Short task:
Transcribe every line of the records verbatim.

━━━━━━

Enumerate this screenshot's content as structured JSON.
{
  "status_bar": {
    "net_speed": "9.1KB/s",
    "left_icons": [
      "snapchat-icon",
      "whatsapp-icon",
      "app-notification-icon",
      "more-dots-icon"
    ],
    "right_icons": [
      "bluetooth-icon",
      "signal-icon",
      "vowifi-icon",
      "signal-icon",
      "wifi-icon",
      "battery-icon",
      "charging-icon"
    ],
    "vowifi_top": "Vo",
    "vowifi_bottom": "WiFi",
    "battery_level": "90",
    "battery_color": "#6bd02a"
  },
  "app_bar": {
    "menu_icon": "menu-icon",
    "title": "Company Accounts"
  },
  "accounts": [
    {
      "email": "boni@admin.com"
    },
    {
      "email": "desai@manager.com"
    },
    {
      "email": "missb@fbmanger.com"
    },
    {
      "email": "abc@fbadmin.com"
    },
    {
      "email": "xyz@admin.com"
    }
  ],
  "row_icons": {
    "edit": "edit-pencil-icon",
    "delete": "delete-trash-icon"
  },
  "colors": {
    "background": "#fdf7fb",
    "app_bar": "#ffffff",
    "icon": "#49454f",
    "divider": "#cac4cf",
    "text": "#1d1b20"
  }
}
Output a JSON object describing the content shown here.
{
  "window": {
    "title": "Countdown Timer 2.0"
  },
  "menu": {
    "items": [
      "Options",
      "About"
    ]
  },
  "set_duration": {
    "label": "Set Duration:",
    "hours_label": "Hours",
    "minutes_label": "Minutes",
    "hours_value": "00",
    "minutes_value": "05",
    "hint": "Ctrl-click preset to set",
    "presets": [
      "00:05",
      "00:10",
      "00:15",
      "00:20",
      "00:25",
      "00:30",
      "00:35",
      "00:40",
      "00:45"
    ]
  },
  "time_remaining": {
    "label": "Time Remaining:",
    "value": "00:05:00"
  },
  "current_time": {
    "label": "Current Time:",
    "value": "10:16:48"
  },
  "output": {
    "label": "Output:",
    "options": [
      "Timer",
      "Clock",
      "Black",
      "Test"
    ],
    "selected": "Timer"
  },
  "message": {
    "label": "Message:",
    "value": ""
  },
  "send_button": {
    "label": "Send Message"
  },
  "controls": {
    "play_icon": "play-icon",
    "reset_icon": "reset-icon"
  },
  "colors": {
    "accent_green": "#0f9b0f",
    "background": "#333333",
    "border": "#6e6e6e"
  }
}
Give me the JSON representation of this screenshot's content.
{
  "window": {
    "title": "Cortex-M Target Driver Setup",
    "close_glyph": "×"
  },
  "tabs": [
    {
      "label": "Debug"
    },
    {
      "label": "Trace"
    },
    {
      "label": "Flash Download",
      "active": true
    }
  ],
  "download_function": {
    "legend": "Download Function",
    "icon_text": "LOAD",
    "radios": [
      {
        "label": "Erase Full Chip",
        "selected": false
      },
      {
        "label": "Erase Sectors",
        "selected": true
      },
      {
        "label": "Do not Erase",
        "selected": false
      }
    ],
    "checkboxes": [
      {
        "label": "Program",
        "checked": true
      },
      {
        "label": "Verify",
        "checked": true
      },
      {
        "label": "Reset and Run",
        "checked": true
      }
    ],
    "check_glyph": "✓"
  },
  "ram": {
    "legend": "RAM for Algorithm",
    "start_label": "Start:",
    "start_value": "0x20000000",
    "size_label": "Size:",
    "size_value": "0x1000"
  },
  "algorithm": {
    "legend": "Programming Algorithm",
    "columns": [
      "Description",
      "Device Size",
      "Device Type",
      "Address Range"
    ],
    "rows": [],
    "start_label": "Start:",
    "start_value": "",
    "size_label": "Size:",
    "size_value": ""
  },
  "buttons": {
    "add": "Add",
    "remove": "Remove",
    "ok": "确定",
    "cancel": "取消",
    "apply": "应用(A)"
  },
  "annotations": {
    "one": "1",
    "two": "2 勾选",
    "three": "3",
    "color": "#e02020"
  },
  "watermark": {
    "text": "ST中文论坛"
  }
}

━━━━━━

Reply:
Enumerate this screenshot's content as structured JSON.
{
  "status_bar": {
    "net_speed": "9.1KB/s",
    "left_icons": [
      "snapchat-icon",
      "whatsapp-icon",
      "app-notification-icon",
      "more-dots-icon"
    ],
    "right_icons": [
      "bluetooth-icon",
      "signal-icon",
      "vowifi-icon",
      "signal-icon",
      "wifi-icon",
      "battery-icon",
      "charging-icon"
    ],
    "vowifi_top": "Vo",
    "vowifi_bottom": "WiFi",
    "battery_level": "90",
    "battery_color": "#6bd02a"
  },
  "app_bar": {
    "menu_icon": "menu-icon",
    "title": "Company Accounts"
  },
  "accounts": [
    {
      "email": "boni@admin.com"
    },
    {
      "email": "desai@manager.com"
    },
    {
      "email": "missb@fbmanger.com"
    },
    {
      "email": "abc@fbadmin.com"
    },
    {
      "email": "xyz@admin.com"
    }
  ],
  "row_icons": {
    "edit": "edit-pencil-icon",
    "delete": "delete-trash-icon"
  },
  "colors": {
    "background": "#fdf7fb",
    "app_bar": "#ffffff",
    "icon": "#49454f",
    "divider": "#cac4cf",
    "text": "#1d1b20"
  }
}
Output a JSON object describing the content shown here.
{
  "window": {
    "title": "Countdown Timer 2.0"
  },
  "menu": {
    "items": [
      "Options",
      "About"
    ]
  },
  "set_duration": {
    "label": "Set Duration:",
    "hours_label": "Hours",
    "minutes_label": "Minutes",
    "hours_value": "00",
    "minutes_value": "05",
    "hint": "Ctrl-click preset to set",
    "presets": [
      "00:05",
      "00:10",
      "00:15",
      "00:20",
      "00:25",
      "00:30",
      "00:35",
      "00:40",
      "00:45"
    ]
  },
  "time_remaining": {
    "label": "Time Remaining:",
    "value": "00:05:00"
  },
  "current_time": {
    "label": "Current Time:",
    "value": "10:16:48"
  },
  "output": {
    "label": "Output:",
    "options": [
      "Timer",
      "Clock",
      "Black",
      "Test"
    ],
    "selected": "Timer"
  },
  "message": {
    "label": "Message:",
    "value": ""
  },
  "send_button": {
    "label": "Send Message"
  },
  "controls": {
    "play_icon": "play-icon",
    "reset_icon": "reset-icon"
  },
  "colors": {
    "accent_green": "#0f9b0f",
    "background": "#333333",
    "border": "#6e6e6e"
  }
}
Give me the JSON representation of this screenshot's content.
{
  "window": {
    "title": "Cortex-M Target Driver Setup",
    "close_glyph": "×"
  },
  "tabs": [
    {
      "label": "Debug"
    },
    {
      "label": "Trace"
    },
    {
      "label": "Flash Download",
      "active": true
    }
  ],
  "download_function": {
    "legend": "Download Function",
    "icon_text": "LOAD",
    "radios": [
      {
        "label": "Erase Full Chip",
        "selected": false
      },
      {
        "label": "Erase Sectors",
        "selected": true
      },
      {
        "label": "Do not Erase",
        "selected": false
      }
    ],
    "checkboxes": [
      {
        "label": "Program",
        "checked": true
      },
      {
        "label": "Verify",
        "checked": true
      },
      {
        "label": "Reset and Run",
        "checked": true
      }
    ],
    "check_glyph": "✓"
  },
  "ram": {
    "legend": "RAM for Algorithm",
    "start_label": "Start:",
    "start_value": "0x20000000",
    "size_label": "Size:",
    "size_value": "0x1000"
  },
  "algorithm": {
    "legend": "Programming Algorithm",
    "columns": [
      "Description",
      "Device Size",
      "Device Type",
      "Address Range"
    ],
    "rows": [],
    "start_label": "Start:",
    "start_value": "",
    "size_label": "Size:",
    "size_value": ""
  },
  "buttons": {
    "add": "Add",
    "remove": "Remove",
    "ok": "确定",
    "cancel": "取消",
    "apply": "应用(A)"
  },
  "annotations": {
    "one": "1",
    "two": "2 勾选",
    "three": "3",
    "color": "#e02020"
  },
  "watermark": {
    "text": "ST中文论坛"
  }
}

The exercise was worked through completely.